(begin)
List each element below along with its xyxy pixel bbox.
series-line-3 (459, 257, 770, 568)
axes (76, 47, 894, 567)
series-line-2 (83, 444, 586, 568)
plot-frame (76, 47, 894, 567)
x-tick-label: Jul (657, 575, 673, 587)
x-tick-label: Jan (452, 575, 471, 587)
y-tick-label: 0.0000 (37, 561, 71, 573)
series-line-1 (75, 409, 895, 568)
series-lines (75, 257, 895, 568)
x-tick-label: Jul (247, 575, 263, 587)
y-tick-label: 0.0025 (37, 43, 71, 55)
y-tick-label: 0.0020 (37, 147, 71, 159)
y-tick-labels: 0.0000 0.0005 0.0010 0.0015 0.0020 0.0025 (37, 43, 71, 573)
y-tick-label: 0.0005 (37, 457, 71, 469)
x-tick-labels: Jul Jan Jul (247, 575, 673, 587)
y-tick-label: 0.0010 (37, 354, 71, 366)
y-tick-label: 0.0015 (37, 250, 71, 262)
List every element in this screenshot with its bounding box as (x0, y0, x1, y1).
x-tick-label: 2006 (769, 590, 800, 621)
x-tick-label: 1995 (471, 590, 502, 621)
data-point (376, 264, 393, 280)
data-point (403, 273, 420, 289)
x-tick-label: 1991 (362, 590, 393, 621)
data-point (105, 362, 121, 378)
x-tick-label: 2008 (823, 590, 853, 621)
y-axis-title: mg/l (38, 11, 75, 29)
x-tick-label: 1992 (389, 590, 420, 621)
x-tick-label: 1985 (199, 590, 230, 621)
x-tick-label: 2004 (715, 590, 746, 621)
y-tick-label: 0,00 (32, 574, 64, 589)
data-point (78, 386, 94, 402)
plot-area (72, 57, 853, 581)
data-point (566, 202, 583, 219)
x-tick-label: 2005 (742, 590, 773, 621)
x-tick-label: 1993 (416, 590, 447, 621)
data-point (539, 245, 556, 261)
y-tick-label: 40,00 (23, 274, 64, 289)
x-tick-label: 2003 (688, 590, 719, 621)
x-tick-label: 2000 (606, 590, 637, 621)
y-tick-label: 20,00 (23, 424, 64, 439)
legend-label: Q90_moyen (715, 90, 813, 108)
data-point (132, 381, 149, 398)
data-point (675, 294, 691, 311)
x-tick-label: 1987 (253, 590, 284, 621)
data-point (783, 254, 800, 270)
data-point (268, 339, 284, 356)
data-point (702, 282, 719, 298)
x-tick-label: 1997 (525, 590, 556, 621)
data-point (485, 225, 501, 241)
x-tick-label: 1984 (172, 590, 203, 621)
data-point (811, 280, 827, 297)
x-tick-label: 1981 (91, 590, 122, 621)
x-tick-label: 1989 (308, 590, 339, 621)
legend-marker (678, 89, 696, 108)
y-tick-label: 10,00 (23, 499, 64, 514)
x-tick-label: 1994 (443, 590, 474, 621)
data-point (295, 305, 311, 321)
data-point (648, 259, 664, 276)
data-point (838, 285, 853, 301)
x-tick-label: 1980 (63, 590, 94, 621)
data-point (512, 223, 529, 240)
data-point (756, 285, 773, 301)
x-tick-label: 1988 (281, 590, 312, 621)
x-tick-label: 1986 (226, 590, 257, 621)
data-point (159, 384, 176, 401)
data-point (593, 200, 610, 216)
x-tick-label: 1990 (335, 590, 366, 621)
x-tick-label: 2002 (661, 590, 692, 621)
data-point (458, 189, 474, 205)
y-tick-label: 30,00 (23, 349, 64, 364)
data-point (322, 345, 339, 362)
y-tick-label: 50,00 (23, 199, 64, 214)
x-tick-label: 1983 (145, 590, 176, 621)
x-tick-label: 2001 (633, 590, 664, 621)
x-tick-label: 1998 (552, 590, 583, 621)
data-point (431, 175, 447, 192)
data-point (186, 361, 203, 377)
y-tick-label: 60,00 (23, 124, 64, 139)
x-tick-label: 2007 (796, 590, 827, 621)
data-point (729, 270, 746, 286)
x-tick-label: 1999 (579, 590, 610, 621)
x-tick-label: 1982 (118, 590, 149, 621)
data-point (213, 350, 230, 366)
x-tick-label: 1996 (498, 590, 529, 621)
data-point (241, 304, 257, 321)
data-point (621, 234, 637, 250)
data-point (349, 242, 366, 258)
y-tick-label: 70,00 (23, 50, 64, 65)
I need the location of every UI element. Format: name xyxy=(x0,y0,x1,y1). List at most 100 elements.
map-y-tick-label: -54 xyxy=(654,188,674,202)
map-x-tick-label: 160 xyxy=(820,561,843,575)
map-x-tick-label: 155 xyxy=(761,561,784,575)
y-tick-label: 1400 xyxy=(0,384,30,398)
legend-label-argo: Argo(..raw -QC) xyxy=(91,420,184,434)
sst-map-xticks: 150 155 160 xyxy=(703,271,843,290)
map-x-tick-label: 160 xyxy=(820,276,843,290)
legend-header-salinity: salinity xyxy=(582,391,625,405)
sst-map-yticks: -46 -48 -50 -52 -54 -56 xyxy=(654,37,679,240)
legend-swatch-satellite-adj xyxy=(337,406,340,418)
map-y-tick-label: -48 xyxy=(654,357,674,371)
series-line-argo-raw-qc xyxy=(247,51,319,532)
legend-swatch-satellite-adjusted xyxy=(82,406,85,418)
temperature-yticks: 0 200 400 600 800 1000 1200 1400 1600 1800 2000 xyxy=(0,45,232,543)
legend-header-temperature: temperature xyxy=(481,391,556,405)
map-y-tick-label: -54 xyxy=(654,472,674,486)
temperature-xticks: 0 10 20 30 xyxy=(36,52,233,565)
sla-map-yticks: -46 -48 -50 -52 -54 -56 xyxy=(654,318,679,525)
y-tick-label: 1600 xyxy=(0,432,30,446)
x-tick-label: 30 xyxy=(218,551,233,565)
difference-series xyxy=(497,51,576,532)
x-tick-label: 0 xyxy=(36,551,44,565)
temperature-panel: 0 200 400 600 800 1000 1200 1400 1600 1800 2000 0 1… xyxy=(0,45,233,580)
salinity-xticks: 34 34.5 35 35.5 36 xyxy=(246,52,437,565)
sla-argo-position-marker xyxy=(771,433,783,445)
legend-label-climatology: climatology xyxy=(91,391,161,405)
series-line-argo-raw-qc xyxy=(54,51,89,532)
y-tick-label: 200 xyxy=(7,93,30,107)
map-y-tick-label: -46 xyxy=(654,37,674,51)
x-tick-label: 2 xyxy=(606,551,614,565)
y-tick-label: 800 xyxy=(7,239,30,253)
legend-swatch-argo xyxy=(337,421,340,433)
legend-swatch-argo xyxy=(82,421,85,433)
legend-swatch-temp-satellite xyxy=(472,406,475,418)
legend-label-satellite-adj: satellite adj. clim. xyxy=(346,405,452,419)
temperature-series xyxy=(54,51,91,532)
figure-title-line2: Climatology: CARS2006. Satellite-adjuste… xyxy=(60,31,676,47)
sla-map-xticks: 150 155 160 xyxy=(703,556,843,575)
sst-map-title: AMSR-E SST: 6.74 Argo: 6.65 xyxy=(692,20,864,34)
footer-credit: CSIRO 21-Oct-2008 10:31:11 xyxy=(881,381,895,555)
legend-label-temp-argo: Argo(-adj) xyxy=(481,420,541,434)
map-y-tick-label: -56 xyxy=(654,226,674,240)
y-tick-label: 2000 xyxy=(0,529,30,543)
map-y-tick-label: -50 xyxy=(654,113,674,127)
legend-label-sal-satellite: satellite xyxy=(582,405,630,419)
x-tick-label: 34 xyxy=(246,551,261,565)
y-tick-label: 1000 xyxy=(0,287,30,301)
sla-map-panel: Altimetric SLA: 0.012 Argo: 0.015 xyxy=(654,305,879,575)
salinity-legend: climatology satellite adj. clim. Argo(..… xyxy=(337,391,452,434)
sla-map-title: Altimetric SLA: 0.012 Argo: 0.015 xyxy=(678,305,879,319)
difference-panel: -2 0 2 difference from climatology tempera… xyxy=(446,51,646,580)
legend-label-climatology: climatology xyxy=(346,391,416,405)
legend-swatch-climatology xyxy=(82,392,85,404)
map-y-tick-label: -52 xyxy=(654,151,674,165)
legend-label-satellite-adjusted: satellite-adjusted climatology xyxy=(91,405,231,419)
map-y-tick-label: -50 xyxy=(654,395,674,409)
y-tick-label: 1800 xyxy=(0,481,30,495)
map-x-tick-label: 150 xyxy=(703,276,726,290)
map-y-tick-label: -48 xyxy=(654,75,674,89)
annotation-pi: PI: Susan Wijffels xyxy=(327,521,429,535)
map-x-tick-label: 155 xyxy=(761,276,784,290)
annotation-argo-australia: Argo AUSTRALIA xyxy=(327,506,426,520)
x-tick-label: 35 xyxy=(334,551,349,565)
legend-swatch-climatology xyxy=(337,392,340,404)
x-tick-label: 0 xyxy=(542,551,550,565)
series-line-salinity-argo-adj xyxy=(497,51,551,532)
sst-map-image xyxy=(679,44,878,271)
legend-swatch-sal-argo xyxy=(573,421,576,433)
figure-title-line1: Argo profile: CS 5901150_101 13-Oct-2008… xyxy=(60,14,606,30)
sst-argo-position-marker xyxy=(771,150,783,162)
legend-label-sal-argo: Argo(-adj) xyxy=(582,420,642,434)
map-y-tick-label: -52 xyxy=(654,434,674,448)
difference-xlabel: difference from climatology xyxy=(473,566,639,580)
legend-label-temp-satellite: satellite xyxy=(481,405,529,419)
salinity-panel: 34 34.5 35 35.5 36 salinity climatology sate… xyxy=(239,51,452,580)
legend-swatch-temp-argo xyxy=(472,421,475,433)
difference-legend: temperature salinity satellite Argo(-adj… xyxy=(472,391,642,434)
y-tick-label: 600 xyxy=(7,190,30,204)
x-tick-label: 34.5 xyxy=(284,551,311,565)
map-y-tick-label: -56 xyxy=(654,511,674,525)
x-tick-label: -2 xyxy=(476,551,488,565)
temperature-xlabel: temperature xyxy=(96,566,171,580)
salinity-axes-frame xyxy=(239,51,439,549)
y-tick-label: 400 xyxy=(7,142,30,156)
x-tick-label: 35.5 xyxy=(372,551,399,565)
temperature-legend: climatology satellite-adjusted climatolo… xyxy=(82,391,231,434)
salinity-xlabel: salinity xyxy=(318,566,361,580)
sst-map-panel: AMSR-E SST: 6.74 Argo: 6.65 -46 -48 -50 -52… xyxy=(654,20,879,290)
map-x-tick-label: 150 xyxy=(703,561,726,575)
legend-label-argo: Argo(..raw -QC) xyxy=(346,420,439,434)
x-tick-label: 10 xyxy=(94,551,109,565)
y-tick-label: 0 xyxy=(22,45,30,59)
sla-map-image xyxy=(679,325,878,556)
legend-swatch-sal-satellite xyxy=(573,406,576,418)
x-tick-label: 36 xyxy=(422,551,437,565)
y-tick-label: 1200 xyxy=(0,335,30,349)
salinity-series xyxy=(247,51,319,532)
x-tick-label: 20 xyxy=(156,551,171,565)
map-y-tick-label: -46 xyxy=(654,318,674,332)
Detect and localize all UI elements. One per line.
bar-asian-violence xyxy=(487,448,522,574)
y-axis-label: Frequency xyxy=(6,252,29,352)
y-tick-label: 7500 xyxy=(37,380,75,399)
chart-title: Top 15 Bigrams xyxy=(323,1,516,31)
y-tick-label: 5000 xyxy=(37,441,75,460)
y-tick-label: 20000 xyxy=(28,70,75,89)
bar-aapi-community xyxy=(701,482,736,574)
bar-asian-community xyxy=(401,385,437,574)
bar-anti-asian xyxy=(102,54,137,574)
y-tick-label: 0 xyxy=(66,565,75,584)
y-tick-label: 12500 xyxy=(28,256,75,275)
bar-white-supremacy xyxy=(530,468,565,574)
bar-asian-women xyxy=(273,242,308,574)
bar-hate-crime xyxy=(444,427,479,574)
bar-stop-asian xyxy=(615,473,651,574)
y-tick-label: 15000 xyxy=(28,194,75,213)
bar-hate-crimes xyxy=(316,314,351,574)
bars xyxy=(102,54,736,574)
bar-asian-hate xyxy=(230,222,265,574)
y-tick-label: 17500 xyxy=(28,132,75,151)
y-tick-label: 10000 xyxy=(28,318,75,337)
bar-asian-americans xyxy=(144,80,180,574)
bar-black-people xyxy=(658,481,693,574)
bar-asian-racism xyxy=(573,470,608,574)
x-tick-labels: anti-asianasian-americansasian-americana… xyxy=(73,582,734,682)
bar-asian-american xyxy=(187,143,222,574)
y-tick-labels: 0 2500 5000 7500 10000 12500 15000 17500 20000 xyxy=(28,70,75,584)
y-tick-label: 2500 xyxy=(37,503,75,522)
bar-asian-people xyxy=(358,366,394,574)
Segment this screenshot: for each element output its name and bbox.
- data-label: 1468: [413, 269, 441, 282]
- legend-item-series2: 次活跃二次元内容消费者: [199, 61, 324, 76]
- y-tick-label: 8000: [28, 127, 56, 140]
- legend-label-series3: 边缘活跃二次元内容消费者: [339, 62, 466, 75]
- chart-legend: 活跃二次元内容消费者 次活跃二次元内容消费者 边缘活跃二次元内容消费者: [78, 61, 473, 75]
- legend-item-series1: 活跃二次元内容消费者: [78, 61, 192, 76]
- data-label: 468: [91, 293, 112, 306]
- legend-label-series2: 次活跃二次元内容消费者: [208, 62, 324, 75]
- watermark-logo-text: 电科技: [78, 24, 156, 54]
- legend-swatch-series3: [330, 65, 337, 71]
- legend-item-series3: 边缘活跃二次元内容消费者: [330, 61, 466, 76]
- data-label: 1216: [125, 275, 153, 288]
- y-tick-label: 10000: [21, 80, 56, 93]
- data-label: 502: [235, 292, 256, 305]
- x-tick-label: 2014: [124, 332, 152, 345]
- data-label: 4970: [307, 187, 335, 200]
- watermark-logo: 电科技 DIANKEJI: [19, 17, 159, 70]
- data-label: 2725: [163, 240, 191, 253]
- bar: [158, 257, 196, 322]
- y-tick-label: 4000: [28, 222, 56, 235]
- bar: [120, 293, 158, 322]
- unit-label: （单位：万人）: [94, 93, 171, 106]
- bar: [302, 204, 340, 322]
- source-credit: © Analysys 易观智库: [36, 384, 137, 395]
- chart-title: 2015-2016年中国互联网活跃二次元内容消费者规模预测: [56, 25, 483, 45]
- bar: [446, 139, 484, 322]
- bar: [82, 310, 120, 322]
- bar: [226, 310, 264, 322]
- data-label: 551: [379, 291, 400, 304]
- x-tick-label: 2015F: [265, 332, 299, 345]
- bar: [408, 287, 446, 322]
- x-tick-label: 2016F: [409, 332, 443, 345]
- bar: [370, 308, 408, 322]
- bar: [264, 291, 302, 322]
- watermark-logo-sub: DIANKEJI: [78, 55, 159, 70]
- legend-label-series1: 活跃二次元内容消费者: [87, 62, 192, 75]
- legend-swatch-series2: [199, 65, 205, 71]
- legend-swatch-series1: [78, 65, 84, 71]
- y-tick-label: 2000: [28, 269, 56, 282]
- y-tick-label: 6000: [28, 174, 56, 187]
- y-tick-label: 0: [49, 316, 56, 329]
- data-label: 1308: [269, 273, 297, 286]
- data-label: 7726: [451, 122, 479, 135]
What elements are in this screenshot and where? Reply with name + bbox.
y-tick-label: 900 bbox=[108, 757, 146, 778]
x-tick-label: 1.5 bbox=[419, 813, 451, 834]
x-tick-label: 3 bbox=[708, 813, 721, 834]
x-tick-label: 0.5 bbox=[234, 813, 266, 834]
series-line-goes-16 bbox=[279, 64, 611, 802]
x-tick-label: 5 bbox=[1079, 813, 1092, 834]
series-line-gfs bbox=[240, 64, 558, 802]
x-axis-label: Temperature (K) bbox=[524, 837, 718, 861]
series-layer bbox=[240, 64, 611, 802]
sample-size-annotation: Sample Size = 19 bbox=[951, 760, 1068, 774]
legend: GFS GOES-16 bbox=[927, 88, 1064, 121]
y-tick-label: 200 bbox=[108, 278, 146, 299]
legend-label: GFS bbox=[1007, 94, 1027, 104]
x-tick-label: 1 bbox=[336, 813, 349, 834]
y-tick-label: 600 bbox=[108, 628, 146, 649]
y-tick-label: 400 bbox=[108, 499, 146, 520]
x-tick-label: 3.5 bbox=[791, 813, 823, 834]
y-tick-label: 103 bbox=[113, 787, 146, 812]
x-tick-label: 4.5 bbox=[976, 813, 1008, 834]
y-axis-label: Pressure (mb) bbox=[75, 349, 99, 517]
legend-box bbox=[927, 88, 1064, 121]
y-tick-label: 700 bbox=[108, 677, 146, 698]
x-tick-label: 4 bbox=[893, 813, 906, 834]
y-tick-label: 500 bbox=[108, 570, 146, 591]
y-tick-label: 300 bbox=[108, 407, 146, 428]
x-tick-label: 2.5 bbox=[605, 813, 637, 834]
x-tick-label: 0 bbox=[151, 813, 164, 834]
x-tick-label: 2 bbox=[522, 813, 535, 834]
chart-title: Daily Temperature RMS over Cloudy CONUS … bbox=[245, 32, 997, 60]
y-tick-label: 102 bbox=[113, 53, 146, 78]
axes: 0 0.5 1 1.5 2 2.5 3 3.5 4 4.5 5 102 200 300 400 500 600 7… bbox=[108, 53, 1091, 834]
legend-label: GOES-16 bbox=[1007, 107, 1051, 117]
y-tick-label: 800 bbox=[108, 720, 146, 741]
(end)
Work to complete - Copy every line from the listing above that contains the string "marker", matching its case exactly.

Output for this task -
legend-marker (678, 89, 696, 108)
sla-argo-position-marker xyxy=(771,433,783,445)
sst-argo-position-marker xyxy=(771,150,783,162)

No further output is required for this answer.